* PROBLEM STATEMENT
Count how many lines mention the word "streamline". Write that number alone.

* DATA SHOWN
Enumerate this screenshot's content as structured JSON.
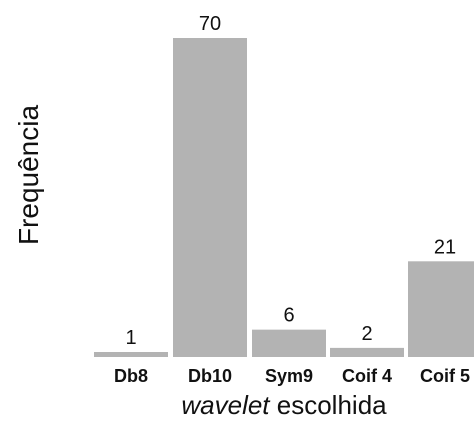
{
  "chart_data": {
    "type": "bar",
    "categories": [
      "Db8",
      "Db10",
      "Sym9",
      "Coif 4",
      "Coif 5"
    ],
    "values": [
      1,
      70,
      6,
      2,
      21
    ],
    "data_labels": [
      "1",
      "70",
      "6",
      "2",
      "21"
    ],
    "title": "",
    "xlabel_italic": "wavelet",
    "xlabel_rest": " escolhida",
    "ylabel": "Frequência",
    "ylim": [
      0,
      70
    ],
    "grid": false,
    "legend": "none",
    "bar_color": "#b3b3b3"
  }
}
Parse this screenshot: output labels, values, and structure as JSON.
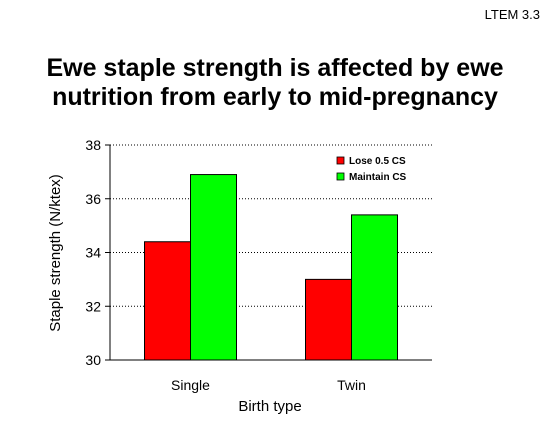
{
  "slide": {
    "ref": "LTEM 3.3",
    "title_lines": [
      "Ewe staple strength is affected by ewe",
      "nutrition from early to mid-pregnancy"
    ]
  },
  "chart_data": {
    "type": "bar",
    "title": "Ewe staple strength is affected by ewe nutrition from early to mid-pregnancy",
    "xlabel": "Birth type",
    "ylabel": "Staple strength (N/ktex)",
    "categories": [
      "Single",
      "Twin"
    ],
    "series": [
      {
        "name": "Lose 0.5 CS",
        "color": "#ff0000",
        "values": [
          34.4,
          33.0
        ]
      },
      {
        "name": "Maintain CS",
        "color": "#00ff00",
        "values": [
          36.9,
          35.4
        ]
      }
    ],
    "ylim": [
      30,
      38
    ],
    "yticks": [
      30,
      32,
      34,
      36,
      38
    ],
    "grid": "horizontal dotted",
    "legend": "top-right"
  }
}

==

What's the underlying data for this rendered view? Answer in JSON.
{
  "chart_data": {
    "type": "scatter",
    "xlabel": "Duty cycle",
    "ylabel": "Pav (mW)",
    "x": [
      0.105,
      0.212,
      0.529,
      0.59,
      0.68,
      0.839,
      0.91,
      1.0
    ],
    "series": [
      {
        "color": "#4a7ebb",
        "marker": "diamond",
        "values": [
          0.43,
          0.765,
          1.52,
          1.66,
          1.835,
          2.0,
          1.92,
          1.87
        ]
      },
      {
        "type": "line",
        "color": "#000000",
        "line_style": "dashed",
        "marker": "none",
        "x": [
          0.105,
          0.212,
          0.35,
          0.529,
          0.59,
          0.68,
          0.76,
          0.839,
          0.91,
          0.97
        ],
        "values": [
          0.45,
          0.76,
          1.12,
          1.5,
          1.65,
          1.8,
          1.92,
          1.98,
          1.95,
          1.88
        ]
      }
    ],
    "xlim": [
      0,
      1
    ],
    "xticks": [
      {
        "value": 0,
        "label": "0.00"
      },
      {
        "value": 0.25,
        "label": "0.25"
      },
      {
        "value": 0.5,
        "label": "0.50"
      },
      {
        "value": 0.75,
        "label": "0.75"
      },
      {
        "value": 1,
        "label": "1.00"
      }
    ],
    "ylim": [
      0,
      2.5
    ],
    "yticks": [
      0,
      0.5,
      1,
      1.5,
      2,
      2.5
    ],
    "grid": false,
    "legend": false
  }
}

* * *

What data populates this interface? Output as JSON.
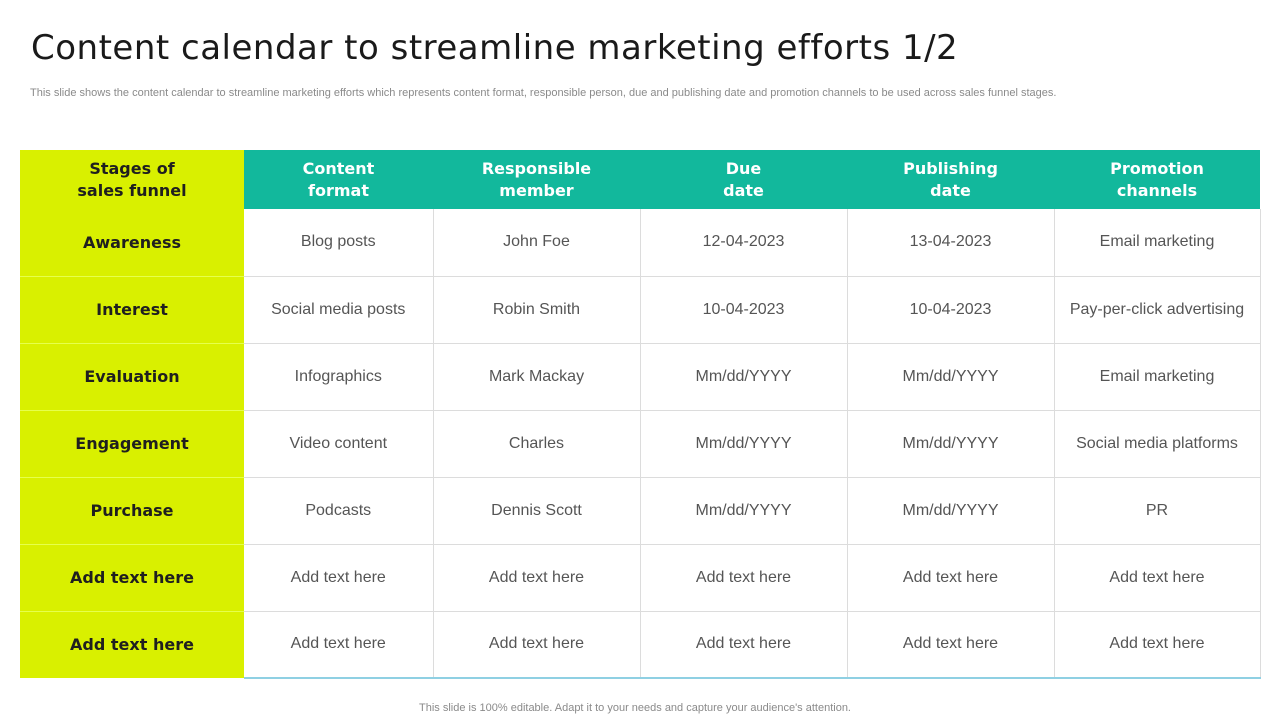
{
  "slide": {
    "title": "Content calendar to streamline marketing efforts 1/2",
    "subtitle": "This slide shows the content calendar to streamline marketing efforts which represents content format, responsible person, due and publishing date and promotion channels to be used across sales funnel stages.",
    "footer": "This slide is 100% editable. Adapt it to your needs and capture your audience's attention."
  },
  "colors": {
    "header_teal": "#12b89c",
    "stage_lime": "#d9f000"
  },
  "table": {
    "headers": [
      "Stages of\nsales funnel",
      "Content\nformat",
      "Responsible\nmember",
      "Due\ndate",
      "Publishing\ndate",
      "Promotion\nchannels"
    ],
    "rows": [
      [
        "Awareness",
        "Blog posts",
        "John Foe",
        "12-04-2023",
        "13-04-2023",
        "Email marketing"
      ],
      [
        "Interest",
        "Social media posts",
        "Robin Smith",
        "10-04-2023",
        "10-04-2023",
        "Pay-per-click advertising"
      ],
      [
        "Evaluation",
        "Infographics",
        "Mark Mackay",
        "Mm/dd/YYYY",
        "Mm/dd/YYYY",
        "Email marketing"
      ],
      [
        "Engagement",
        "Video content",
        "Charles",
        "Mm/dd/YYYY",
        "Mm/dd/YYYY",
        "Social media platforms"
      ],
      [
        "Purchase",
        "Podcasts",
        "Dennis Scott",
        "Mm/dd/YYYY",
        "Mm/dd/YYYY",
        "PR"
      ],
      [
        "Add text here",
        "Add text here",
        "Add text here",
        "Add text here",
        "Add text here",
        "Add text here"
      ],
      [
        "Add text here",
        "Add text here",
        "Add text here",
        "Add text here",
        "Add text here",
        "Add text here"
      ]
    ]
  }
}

* WRITTEN ANSWER
2